REQUIRED WORK
All of the data below should be written out exactly.

################

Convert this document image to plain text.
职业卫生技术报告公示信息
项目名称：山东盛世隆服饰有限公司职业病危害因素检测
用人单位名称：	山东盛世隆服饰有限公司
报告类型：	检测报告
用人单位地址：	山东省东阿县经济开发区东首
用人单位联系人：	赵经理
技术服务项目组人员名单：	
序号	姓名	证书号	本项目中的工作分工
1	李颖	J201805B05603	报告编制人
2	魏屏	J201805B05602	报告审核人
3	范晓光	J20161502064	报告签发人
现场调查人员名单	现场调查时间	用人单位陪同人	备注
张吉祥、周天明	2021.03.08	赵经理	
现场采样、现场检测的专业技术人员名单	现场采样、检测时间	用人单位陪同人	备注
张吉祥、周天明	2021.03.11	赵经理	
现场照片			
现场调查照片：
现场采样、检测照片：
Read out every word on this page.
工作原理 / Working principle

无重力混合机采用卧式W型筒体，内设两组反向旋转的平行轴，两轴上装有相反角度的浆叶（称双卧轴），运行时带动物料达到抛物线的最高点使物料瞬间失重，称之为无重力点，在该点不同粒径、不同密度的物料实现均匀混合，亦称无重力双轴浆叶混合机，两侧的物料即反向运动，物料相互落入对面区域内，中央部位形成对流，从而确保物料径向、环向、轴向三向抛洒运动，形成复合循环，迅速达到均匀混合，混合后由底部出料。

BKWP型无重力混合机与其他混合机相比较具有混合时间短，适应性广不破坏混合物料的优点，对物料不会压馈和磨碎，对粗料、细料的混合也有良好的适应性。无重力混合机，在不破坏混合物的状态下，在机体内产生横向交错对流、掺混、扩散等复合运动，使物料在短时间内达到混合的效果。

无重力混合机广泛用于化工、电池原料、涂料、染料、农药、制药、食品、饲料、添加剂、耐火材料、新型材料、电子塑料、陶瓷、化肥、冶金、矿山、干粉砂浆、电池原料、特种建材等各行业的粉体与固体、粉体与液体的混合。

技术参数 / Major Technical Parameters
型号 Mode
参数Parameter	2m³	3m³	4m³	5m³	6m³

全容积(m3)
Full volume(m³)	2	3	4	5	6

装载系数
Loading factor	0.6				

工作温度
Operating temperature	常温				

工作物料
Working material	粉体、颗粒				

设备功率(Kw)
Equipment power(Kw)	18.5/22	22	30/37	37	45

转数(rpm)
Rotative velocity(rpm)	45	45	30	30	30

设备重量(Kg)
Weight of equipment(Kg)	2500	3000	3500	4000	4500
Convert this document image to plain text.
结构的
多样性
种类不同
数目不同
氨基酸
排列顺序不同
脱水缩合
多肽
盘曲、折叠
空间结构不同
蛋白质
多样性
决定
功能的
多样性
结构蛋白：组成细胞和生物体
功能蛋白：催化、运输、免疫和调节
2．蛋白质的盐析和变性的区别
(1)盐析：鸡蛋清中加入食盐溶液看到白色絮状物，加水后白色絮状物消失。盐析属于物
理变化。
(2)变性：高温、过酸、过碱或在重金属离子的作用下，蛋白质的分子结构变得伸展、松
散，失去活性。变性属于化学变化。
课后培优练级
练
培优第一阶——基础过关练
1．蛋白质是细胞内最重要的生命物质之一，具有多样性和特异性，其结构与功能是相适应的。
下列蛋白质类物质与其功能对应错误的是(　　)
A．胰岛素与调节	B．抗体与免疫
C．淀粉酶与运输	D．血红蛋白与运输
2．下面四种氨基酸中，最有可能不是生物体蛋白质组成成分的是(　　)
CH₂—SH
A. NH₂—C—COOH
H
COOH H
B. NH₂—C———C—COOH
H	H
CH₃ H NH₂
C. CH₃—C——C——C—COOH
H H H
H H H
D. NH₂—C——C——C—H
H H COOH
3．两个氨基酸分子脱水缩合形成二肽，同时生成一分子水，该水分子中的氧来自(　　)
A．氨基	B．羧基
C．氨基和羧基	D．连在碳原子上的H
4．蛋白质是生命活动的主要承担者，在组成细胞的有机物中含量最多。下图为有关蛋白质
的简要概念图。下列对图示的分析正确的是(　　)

################

FINISHED EXERCISE
Convert this document image to plain text.
职业卫生技术报告公示信息
项目名称：山东盛世隆服饰有限公司职业病危害因素检测
用人单位名称：	山东盛世隆服饰有限公司
报告类型：	检测报告
用人单位地址：	山东省东阿县经济开发区东首
用人单位联系人：	赵经理
技术服务项目组人员名单：	
序号	姓名	证书号	本项目中的工作分工
1	李颖	J201805B05603	报告编制人
2	魏屏	J201805B05602	报告审核人
3	范晓光	J20161502064	报告签发人
现场调查人员名单	现场调查时间	用人单位陪同人	备注
张吉祥、周天明	2021.03.08	赵经理	
现场采样、现场检测的专业技术人员名单	现场采样、检测时间	用人单位陪同人	备注
张吉祥、周天明	2021.03.11	赵经理	
现场照片			
现场调查照片：
现场采样、检测照片：
Read out every word on this page.
工作原理 / Working principle

无重力混合机采用卧式W型筒体，内设两组反向旋转的平行轴，两轴上装有相反角度的浆叶（称双卧轴），运行时带动物料达到抛物线的最高点使物料瞬间失重，称之为无重力点，在该点不同粒径、不同密度的物料实现均匀混合，亦称无重力双轴浆叶混合机，两侧的物料即反向运动，物料相互落入对面区域内，中央部位形成对流，从而确保物料径向、环向、轴向三向抛洒运动，形成复合循环，迅速达到均匀混合，混合后由底部出料。

BKWP型无重力混合机与其他混合机相比较具有混合时间短，适应性广不破坏混合物料的优点，对物料不会压馈和磨碎，对粗料、细料的混合也有良好的适应性。无重力混合机，在不破坏混合物的状态下，在机体内产生横向交错对流、掺混、扩散等复合运动，使物料在短时间内达到混合的效果。

无重力混合机广泛用于化工、电池原料、涂料、染料、农药、制药、食品、饲料、添加剂、耐火材料、新型材料、电子塑料、陶瓷、化肥、冶金、矿山、干粉砂浆、电池原料、特种建材等各行业的粉体与固体、粉体与液体的混合。

技术参数 / Major Technical Parameters
型号 Mode
参数Parameter	2m³	3m³	4m³	5m³	6m³

全容积(m3)
Full volume(m³)	2	3	4	5	6

装载系数
Loading factor	0.6				

工作温度
Operating temperature	常温				

工作物料
Working material	粉体、颗粒				

设备功率(Kw)
Equipment power(Kw)	18.5/22	22	30/37	37	45

转数(rpm)
Rotative velocity(rpm)	45	45	30	30	30

设备重量(Kg)
Weight of equipment(Kg)	2500	3000	3500	4000	4500
Convert this document image to plain text.
结构的
多样性
种类不同
数目不同
氨基酸
排列顺序不同
脱水缩合
多肽
盘曲、折叠
空间结构不同
蛋白质
多样性
决定
功能的
多样性
结构蛋白：组成细胞和生物体
功能蛋白：催化、运输、免疫和调节
2．蛋白质的盐析和变性的区别
(1)盐析：鸡蛋清中加入食盐溶液看到白色絮状物，加水后白色絮状物消失。盐析属于物
理变化。
(2)变性：高温、过酸、过碱或在重金属离子的作用下，蛋白质的分子结构变得伸展、松
散，失去活性。变性属于化学变化。
课后培优练级
练
培优第一阶——基础过关练
1．蛋白质是细胞内最重要的生命物质之一，具有多样性和特异性，其结构与功能是相适应的。
下列蛋白质类物质与其功能对应错误的是(　　)
A．胰岛素与调节	B．抗体与免疫
C．淀粉酶与运输	D．血红蛋白与运输
2．下面四种氨基酸中，最有可能不是生物体蛋白质组成成分的是(　　)
CH₂—SH
A. NH₂—C—COOH
H
COOH H
B. NH₂—C———C—COOH
H	H
CH₃ H NH₂
C. CH₃—C——C——C—COOH
H H H
H H H
D. NH₂—C——C——C—H
H H COOH
3．两个氨基酸分子脱水缩合形成二肽，同时生成一分子水，该水分子中的氧来自(　　)
A．氨基	B．羧基
C．氨基和羧基	D．连在碳原子上的H
4．蛋白质是生命活动的主要承担者，在组成细胞的有机物中含量最多。下图为有关蛋白质
的简要概念图。下列对图示的分析正确的是(　　)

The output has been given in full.